━━ Entries provided ━━
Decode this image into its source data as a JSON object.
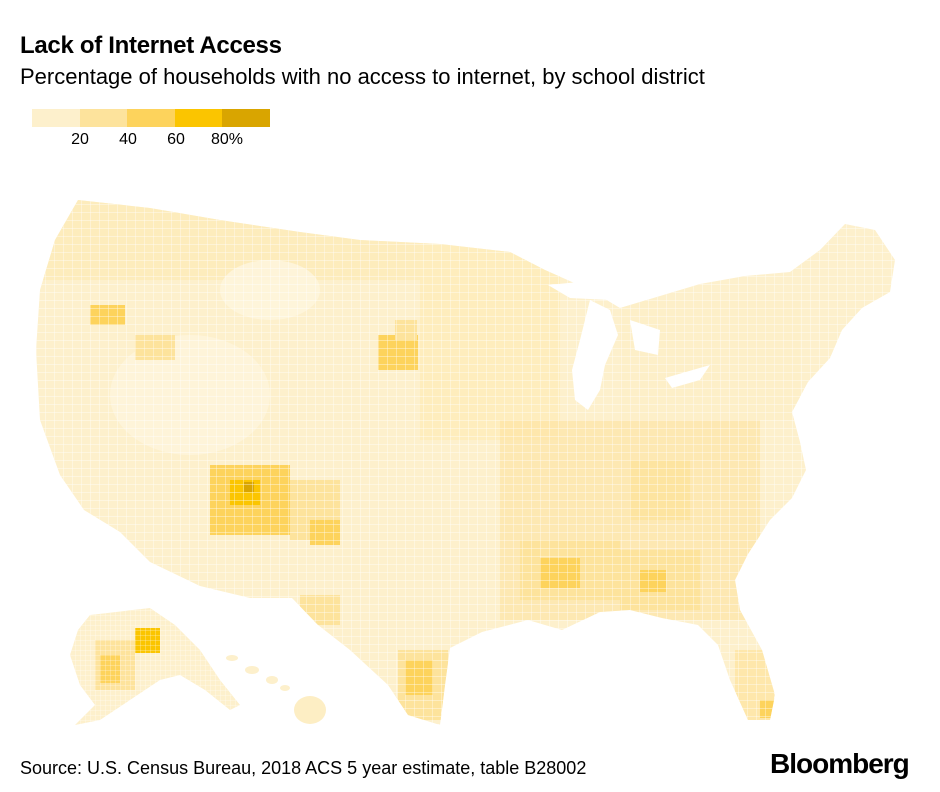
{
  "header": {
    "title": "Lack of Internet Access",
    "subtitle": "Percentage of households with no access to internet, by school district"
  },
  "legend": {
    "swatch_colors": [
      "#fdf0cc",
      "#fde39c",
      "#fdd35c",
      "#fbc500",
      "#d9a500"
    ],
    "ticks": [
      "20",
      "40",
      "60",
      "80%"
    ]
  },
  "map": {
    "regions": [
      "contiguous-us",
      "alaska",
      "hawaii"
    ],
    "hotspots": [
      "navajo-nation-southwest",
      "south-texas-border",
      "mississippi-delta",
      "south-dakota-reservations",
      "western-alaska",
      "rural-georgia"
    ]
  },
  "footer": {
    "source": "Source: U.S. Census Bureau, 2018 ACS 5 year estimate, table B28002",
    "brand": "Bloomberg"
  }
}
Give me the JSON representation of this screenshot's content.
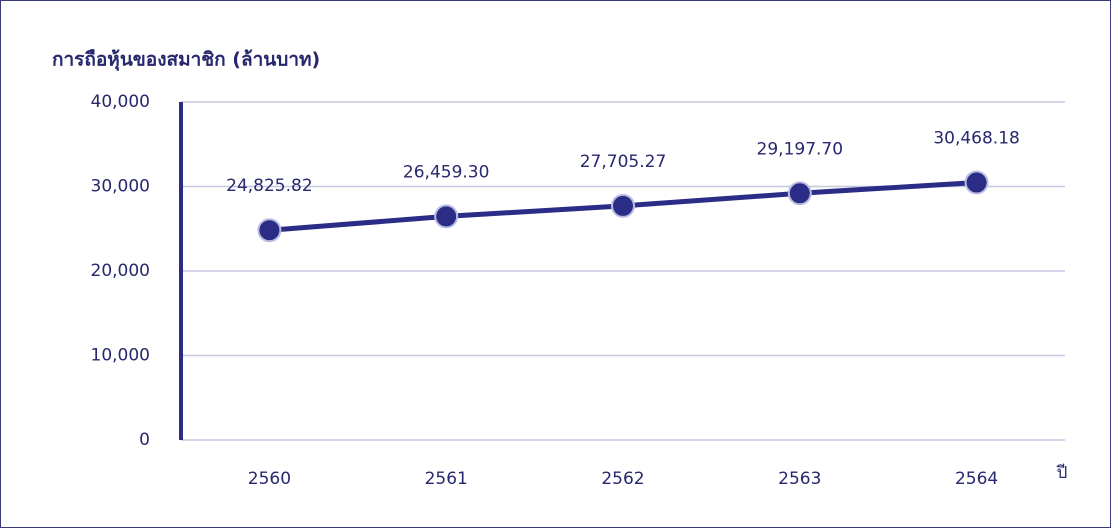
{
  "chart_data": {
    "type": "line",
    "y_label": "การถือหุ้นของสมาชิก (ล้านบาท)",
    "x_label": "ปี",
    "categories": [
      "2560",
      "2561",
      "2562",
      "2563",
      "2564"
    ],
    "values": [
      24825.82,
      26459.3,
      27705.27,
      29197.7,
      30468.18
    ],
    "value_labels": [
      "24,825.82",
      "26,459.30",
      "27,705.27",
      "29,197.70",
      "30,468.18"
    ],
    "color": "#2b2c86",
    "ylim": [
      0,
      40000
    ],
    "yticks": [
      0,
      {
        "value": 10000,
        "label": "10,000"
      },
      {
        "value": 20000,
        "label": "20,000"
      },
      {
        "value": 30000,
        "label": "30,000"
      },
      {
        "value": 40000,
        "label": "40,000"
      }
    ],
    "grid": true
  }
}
━━━
Task goal
Go through the entries above and output them exactly, without pictures.

Answer below
Decode this image into its source data as a JSON object.
{
  "header": {
    "title": "Lack of Internet Access",
    "subtitle": "Percentage of households with no access to internet, by school district"
  },
  "legend": {
    "swatch_colors": [
      "#fdf0cc",
      "#fde39c",
      "#fdd35c",
      "#fbc500",
      "#d9a500"
    ],
    "ticks": [
      "20",
      "40",
      "60",
      "80%"
    ]
  },
  "map": {
    "regions": [
      "contiguous-us",
      "alaska",
      "hawaii"
    ],
    "hotspots": [
      "navajo-nation-southwest",
      "south-texas-border",
      "mississippi-delta",
      "south-dakota-reservations",
      "western-alaska",
      "rural-georgia"
    ]
  },
  "footer": {
    "source": "Source: U.S. Census Bureau, 2018 ACS 5 year estimate, table B28002",
    "brand": "Bloomberg"
  }
}
Give me the JSON representation of this screenshot's content.
{
  "chart_data": {
    "type": "line",
    "y_label": "การถือหุ้นของสมาชิก (ล้านบาท)",
    "x_label": "ปี",
    "categories": [
      "2560",
      "2561",
      "2562",
      "2563",
      "2564"
    ],
    "values": [
      24825.82,
      26459.3,
      27705.27,
      29197.7,
      30468.18
    ],
    "value_labels": [
      "24,825.82",
      "26,459.30",
      "27,705.27",
      "29,197.70",
      "30,468.18"
    ],
    "color": "#2b2c86",
    "ylim": [
      0,
      40000
    ],
    "yticks": [
      0,
      {
        "value": 10000,
        "label": "10,000"
      },
      {
        "value": 20000,
        "label": "20,000"
      },
      {
        "value": 30000,
        "label": "30,000"
      },
      {
        "value": 40000,
        "label": "40,000"
      }
    ],
    "grid": true
  }
}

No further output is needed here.